§ **What you will do**: Pick out each line of the records that includes the string "text", and copy it.

>> BEGIN

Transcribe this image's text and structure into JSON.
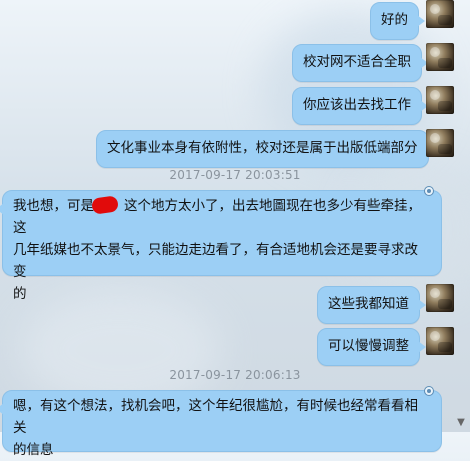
{
  "messages": [
    {
      "side": "right",
      "text": "好的"
    },
    {
      "side": "right",
      "text": "校对网不适合全职"
    },
    {
      "side": "right",
      "text": "你应该出去找工作"
    },
    {
      "side": "right",
      "text": "文化事业本身有依附性，校对还是属于出版低端部分"
    },
    {
      "timestamp": "2017-09-17 20:03:51"
    },
    {
      "side": "left",
      "line1": "我也想，可是",
      "line1_after": "这个地方太小了，出去地圖现在也多少有些牵挂，这",
      "line2": "几年纸媒也不太景气，只能边走边看了，有合适地机会还是要寻求改变",
      "line3": "的"
    },
    {
      "side": "right",
      "text": "这些我都知道"
    },
    {
      "side": "right",
      "text": "可以慢慢调整"
    },
    {
      "timestamp": "2017-09-17 20:06:13"
    },
    {
      "side": "left",
      "line1": "嗯，有这个想法，找机会吧，这个年纪很尴尬，有时候也经常看看相关",
      "line2": "的信息"
    }
  ],
  "ui": {
    "scroll_down_icon": "▼"
  }
}
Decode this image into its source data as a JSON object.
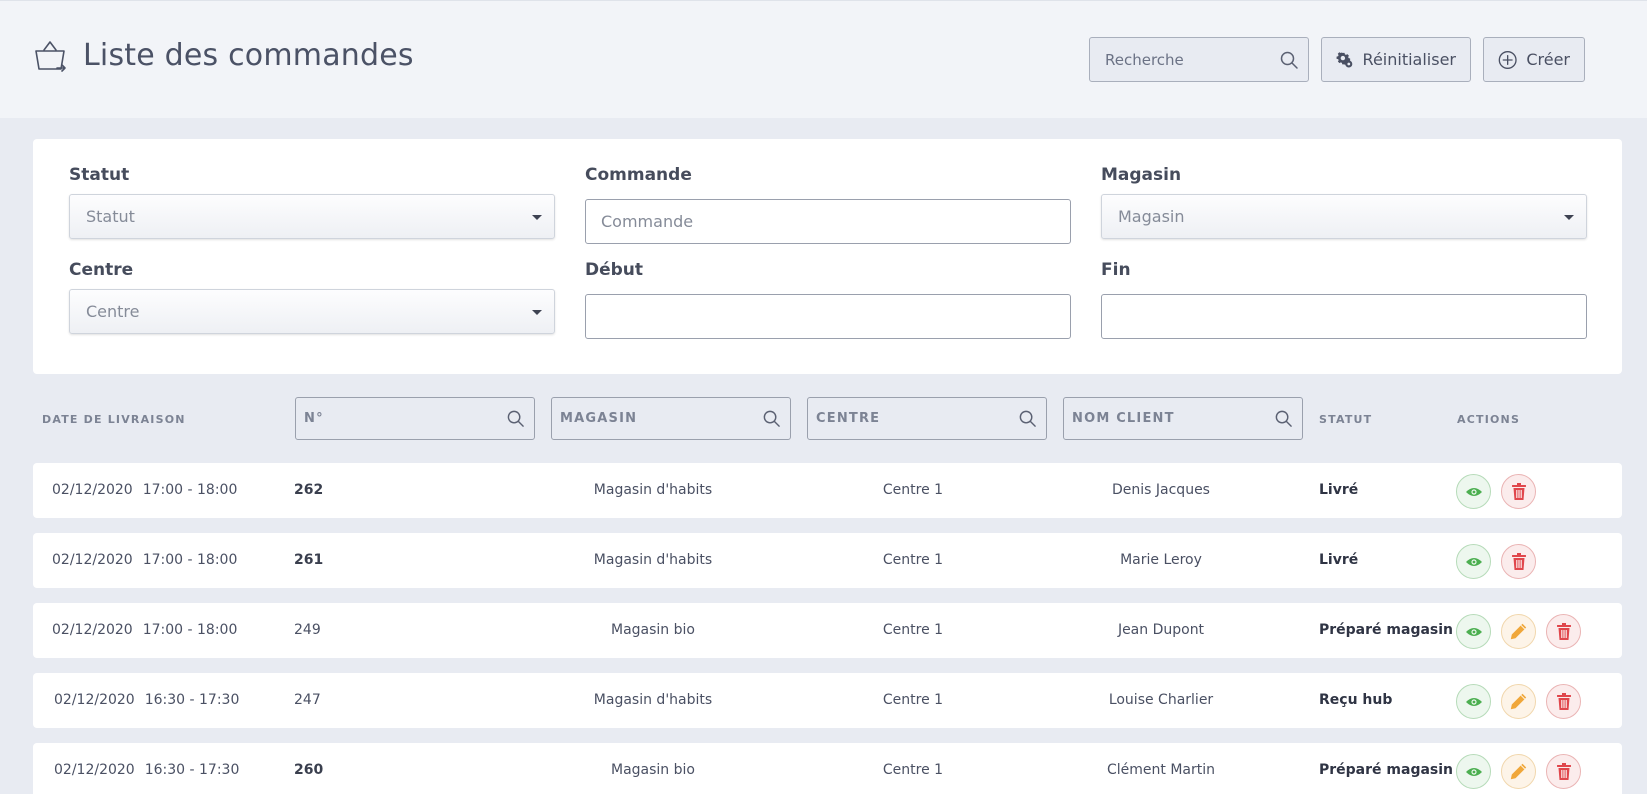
{
  "header": {
    "title": "Liste des commandes",
    "search_placeholder": "Recherche",
    "reset_label": "Réinitialiser",
    "create_label": "Créer"
  },
  "filters": {
    "statut": {
      "label": "Statut",
      "placeholder": "Statut"
    },
    "commande": {
      "label": "Commande",
      "placeholder": "Commande"
    },
    "magasin": {
      "label": "Magasin",
      "placeholder": "Magasin"
    },
    "centre": {
      "label": "Centre",
      "placeholder": "Centre"
    },
    "debut": {
      "label": "Début",
      "value": ""
    },
    "fin": {
      "label": "Fin",
      "value": ""
    }
  },
  "table": {
    "columns": {
      "date": "DATE DE LIVRAISON",
      "num": "N°",
      "magasin": "MAGASIN",
      "centre": "CENTRE",
      "client": "NOM CLIENT",
      "statut": "STATUT",
      "actions": "ACTIONS"
    },
    "rows": [
      {
        "date": "02/12/2020",
        "time": "17:00 - 18:00",
        "num": "262",
        "shop": "Magasin d'habits",
        "centre": "Centre 1",
        "client": "Denis Jacques",
        "status": "Livré"
      },
      {
        "date": "02/12/2020",
        "time": "17:00 - 18:00",
        "num": "261",
        "shop": "Magasin d'habits",
        "centre": "Centre 1",
        "client": "Marie Leroy",
        "status": "Livré"
      },
      {
        "date": "02/12/2020",
        "time": "17:00 - 18:00",
        "num": "249",
        "shop": "Magasin bio",
        "centre": "Centre 1",
        "client": "Jean Dupont",
        "status": "Préparé magasin"
      },
      {
        "date": "02/12/2020",
        "time": "16:30 - 17:30",
        "num": "247",
        "shop": "Magasin d'habits",
        "centre": "Centre 1",
        "client": "Louise Charlier",
        "status": "Reçu hub"
      },
      {
        "date": "02/12/2020",
        "time": "16:30 - 17:30",
        "num": "260",
        "shop": "Magasin bio",
        "centre": "Centre 1",
        "client": "Clément Martin",
        "status": "Préparé magasin"
      }
    ]
  },
  "colors": {
    "page_bg": "#e8ebf2",
    "header_bg": "#f2f4f8",
    "view_green": "#4caf50",
    "edit_orange": "#f0a73a",
    "delete_red": "#e0474c"
  },
  "icons": {
    "title": "basket-icon",
    "search": "search-icon",
    "reset": "gear-icon",
    "create": "plus-circle-icon",
    "view": "eye-icon",
    "edit": "pencil-icon",
    "delete": "trash-icon"
  }
}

>> END

§ **Solution for this exercise**:
Transcribe this image's text and structure into JSON.
      "text": "好的"
      "text": "校对网不适合全职"
      "text": "你应该出去找工作"
      "text": "文化事业本身有依附性，校对还是属于出版低端部分"
      "text": "这些我都知道"
      "text": "可以慢慢调整"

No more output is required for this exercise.